:: Record excerpts ::
******

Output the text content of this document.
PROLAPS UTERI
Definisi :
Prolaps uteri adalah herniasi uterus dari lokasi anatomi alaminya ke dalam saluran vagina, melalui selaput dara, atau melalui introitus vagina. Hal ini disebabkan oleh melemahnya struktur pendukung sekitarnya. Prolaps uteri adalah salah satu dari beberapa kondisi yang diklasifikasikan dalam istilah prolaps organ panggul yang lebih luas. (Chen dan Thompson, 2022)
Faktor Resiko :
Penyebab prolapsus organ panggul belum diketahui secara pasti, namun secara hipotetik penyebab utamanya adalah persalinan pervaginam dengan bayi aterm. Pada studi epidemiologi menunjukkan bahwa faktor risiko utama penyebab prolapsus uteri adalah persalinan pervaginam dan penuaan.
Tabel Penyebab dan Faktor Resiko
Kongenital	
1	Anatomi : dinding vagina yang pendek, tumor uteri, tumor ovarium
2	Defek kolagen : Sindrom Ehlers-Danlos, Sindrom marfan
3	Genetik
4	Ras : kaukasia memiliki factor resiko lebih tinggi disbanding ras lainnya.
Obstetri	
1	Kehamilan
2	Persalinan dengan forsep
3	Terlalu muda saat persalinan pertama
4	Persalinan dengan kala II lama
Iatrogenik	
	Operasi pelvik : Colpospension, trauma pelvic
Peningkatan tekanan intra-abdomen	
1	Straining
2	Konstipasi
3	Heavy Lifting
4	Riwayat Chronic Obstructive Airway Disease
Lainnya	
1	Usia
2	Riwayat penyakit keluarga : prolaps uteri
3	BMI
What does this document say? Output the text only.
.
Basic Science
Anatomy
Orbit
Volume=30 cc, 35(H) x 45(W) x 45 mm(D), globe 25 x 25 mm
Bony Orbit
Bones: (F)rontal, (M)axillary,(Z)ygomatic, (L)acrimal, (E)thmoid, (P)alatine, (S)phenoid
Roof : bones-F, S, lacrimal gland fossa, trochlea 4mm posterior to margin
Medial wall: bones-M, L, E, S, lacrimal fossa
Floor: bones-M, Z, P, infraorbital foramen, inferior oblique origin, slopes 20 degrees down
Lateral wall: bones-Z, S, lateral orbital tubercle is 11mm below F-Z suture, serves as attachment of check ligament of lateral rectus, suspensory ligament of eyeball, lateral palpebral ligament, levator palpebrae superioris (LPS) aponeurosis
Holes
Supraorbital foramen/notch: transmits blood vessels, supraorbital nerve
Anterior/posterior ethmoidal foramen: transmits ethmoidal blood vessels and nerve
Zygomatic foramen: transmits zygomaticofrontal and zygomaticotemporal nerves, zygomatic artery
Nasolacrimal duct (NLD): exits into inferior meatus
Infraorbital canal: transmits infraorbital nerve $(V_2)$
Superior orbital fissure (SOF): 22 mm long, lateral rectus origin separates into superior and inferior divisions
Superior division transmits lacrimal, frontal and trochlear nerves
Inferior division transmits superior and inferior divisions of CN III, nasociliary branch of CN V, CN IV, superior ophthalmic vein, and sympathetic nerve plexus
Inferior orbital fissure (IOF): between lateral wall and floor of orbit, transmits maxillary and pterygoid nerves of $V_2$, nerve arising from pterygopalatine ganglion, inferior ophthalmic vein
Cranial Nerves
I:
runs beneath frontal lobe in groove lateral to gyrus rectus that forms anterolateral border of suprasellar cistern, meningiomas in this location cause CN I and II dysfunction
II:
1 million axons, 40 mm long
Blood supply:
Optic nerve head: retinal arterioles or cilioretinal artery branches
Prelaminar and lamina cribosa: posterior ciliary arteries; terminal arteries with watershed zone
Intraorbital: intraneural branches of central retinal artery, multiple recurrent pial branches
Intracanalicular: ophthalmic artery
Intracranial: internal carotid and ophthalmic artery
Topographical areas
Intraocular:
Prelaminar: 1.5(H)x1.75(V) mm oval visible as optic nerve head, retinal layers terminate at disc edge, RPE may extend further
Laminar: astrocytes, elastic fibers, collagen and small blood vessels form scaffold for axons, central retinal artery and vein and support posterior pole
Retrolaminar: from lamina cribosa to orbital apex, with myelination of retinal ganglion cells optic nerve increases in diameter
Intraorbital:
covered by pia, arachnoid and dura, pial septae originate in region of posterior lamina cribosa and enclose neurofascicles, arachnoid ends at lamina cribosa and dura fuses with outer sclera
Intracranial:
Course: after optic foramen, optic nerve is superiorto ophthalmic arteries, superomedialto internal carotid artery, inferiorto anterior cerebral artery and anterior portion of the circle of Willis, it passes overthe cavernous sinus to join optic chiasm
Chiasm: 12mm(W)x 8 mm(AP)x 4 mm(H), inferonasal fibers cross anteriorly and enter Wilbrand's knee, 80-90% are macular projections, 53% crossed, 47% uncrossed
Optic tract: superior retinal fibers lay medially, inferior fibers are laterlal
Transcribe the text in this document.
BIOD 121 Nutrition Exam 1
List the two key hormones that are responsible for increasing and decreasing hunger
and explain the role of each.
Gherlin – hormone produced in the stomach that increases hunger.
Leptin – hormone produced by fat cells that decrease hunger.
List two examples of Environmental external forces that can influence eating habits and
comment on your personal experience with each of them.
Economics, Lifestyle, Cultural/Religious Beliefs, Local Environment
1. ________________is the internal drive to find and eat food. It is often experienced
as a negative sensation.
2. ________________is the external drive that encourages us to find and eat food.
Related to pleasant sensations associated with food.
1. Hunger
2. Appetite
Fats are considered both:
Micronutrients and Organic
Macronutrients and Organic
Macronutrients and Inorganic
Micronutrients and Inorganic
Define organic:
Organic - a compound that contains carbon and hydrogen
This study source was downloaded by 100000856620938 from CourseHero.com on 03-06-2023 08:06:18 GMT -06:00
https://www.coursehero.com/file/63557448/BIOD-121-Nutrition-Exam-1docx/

******

:: Exercise ::
A single number is required: the count of lines in the material above that contain the word "vein".

:: Problem solution ::
3